__WHAT YOU SHOULD DO__
Copy the data exactly as it appears, and do not include any pictures.

__THE INPUT__
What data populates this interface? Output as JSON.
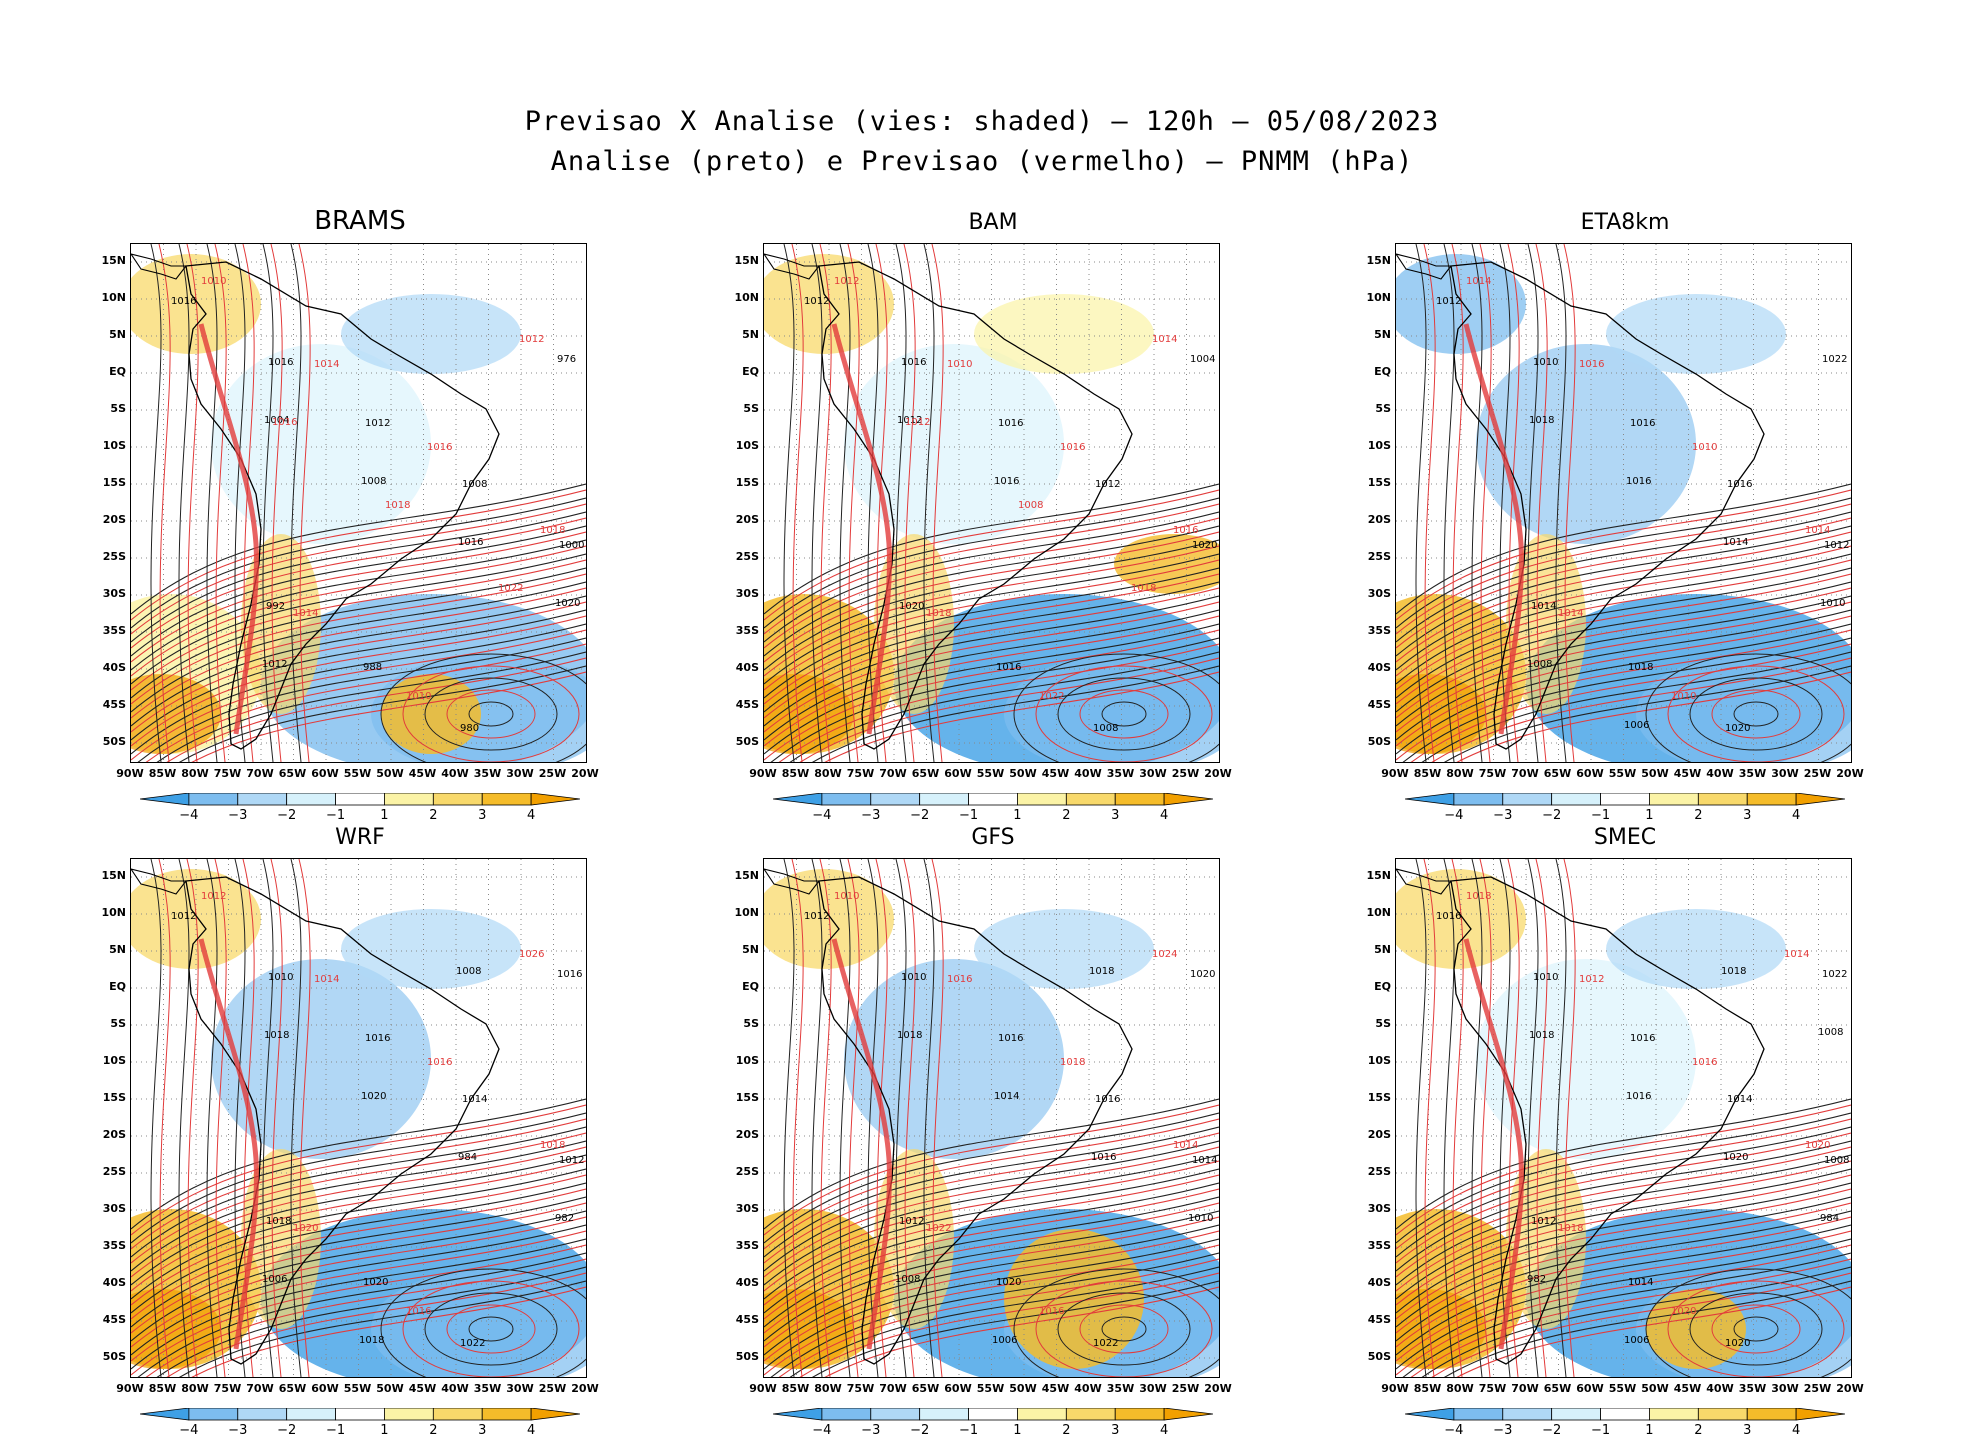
{
  "title_line1": "Previsao X Analise (vies: shaded) – 120h – 05/08/2023",
  "title_line2": "Analise (preto) e Previsao (vermelho) – PNMM (hPa)",
  "lat_labels": [
    "15N",
    "10N",
    "5N",
    "EQ",
    "5S",
    "10S",
    "15S",
    "20S",
    "25S",
    "30S",
    "35S",
    "40S",
    "45S",
    "50S"
  ],
  "lon_labels": [
    "90W",
    "85W",
    "80W",
    "75W",
    "70W",
    "65W",
    "60W",
    "55W",
    "50W",
    "45W",
    "40W",
    "35W",
    "30W",
    "25W",
    "20W"
  ],
  "colorbar": {
    "labels": [
      "−4",
      "−3",
      "−2",
      "−1",
      "1",
      "2",
      "3",
      "4"
    ],
    "colors": [
      "#3ea0e6",
      "#7dbdef",
      "#afd8f6",
      "#d6f1fb",
      "#ffffff",
      "#fbf3a6",
      "#f8d96b",
      "#f5bc2a",
      "#f2a000"
    ]
  },
  "panels": [
    {
      "name": "BRAMS",
      "labels_black": [
        "1016",
        "1016",
        "1012",
        "1008",
        "1000",
        "992",
        "988",
        "980",
        "976",
        "1004",
        "1008",
        "1016",
        "1020",
        "1012"
      ],
      "labels_red": [
        "1010",
        "1014",
        "1016",
        "1018",
        "1014",
        "1010",
        "1012",
        "1016",
        "1018",
        "1022"
      ]
    },
    {
      "name": "BAM",
      "labels_black": [
        "1012",
        "1016",
        "1016",
        "1012",
        "1020",
        "1020",
        "1016",
        "1008",
        "1004",
        "1012",
        "1016"
      ],
      "labels_red": [
        "1012",
        "1010",
        "1016",
        "1016",
        "1018",
        "1022",
        "1014",
        "1012",
        "1008",
        "1018"
      ]
    },
    {
      "name": "ETA8km",
      "labels_black": [
        "1012",
        "1010",
        "1016",
        "1016",
        "1012",
        "1014",
        "1018",
        "1020",
        "1022",
        "1018",
        "1016",
        "1014",
        "1010",
        "1008",
        "1006"
      ],
      "labels_red": [
        "1014",
        "1016",
        "1010",
        "1014",
        "1014",
        "1010"
      ]
    },
    {
      "name": "WRF",
      "labels_black": [
        "1012",
        "1010",
        "1016",
        "1014",
        "1012",
        "1018",
        "1020",
        "1022",
        "1016",
        "1018",
        "1020",
        "984",
        "982",
        "1006",
        "1018",
        "1008"
      ],
      "labels_red": [
        "1012",
        "1014",
        "1016",
        "1018",
        "1020",
        "1016",
        "1026"
      ]
    },
    {
      "name": "GFS",
      "labels_black": [
        "1012",
        "1010",
        "1016",
        "1016",
        "1014",
        "1012",
        "1020",
        "1022",
        "1020",
        "1018",
        "1014",
        "1016",
        "1010",
        "1008",
        "1006",
        "1018"
      ],
      "labels_red": [
        "1010",
        "1016",
        "1018",
        "1014",
        "1022",
        "1016",
        "1024"
      ]
    },
    {
      "name": "SMEC",
      "labels_black": [
        "1016",
        "1010",
        "1016",
        "1014",
        "1008",
        "1012",
        "1014",
        "1020",
        "1022",
        "1018",
        "1016",
        "1020",
        "984",
        "982",
        "1006",
        "1018",
        "1008"
      ],
      "labels_red": [
        "1018",
        "1012",
        "1016",
        "1020",
        "1018",
        "1020",
        "1014"
      ]
    }
  ]
}
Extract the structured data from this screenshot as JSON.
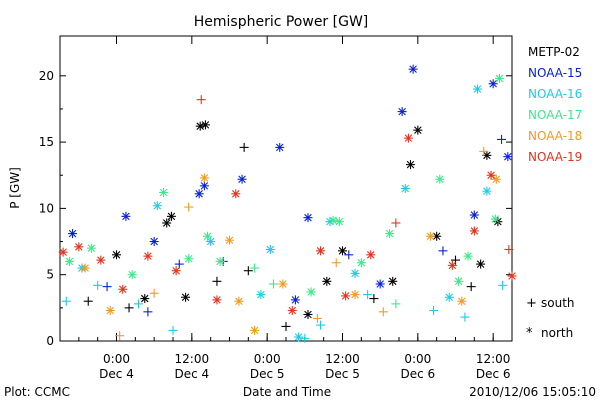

__SOLUTION__
What data populates this interface? Output as JSON.
{
  "title_line1": "Previsao X Analise (vies: shaded) – 120h – 05/08/2023",
  "title_line2": "Analise (preto) e Previsao (vermelho) – PNMM (hPa)",
  "lat_labels": [
    "15N",
    "10N",
    "5N",
    "EQ",
    "5S",
    "10S",
    "15S",
    "20S",
    "25S",
    "30S",
    "35S",
    "40S",
    "45S",
    "50S"
  ],
  "lon_labels": [
    "90W",
    "85W",
    "80W",
    "75W",
    "70W",
    "65W",
    "60W",
    "55W",
    "50W",
    "45W",
    "40W",
    "35W",
    "30W",
    "25W",
    "20W"
  ],
  "colorbar": {
    "labels": [
      "−4",
      "−3",
      "−2",
      "−1",
      "1",
      "2",
      "3",
      "4"
    ],
    "colors": [
      "#3ea0e6",
      "#7dbdef",
      "#afd8f6",
      "#d6f1fb",
      "#ffffff",
      "#fbf3a6",
      "#f8d96b",
      "#f5bc2a",
      "#f2a000"
    ]
  },
  "panels": [
    {
      "name": "BRAMS",
      "labels_black": [
        "1016",
        "1016",
        "1012",
        "1008",
        "1000",
        "992",
        "988",
        "980",
        "976",
        "1004",
        "1008",
        "1016",
        "1020",
        "1012"
      ],
      "labels_red": [
        "1010",
        "1014",
        "1016",
        "1018",
        "1014",
        "1010",
        "1012",
        "1016",
        "1018",
        "1022"
      ]
    },
    {
      "name": "BAM",
      "labels_black": [
        "1012",
        "1016",
        "1016",
        "1012",
        "1020",
        "1020",
        "1016",
        "1008",
        "1004",
        "1012",
        "1016"
      ],
      "labels_red": [
        "1012",
        "1010",
        "1016",
        "1016",
        "1018",
        "1022",
        "1014",
        "1012",
        "1008",
        "1018"
      ]
    },
    {
      "name": "ETA8km",
      "labels_black": [
        "1012",
        "1010",
        "1016",
        "1016",
        "1012",
        "1014",
        "1018",
        "1020",
        "1022",
        "1018",
        "1016",
        "1014",
        "1010",
        "1008",
        "1006"
      ],
      "labels_red": [
        "1014",
        "1016",
        "1010",
        "1014",
        "1014",
        "1010"
      ]
    },
    {
      "name": "WRF",
      "labels_black": [
        "1012",
        "1010",
        "1016",
        "1014",
        "1012",
        "1018",
        "1020",
        "1022",
        "1016",
        "1018",
        "1020",
        "984",
        "982",
        "1006",
        "1018",
        "1008"
      ],
      "labels_red": [
        "1012",
        "1014",
        "1016",
        "1018",
        "1020",
        "1016",
        "1026"
      ]
    },
    {
      "name": "GFS",
      "labels_black": [
        "1012",
        "1010",
        "1016",
        "1016",
        "1014",
        "1012",
        "1020",
        "1022",
        "1020",
        "1018",
        "1014",
        "1016",
        "1010",
        "1008",
        "1006",
        "1018"
      ],
      "labels_red": [
        "1010",
        "1016",
        "1018",
        "1014",
        "1022",
        "1016",
        "1024"
      ]
    },
    {
      "name": "SMEC",
      "labels_black": [
        "1016",
        "1010",
        "1016",
        "1014",
        "1008",
        "1012",
        "1014",
        "1020",
        "1022",
        "1018",
        "1016",
        "1020",
        "984",
        "982",
        "1006",
        "1018",
        "1008"
      ],
      "labels_red": [
        "1018",
        "1012",
        "1016",
        "1020",
        "1018",
        "1020",
        "1014"
      ]
    }
  ]
}
Extract the structured data from this screenshot as JSON.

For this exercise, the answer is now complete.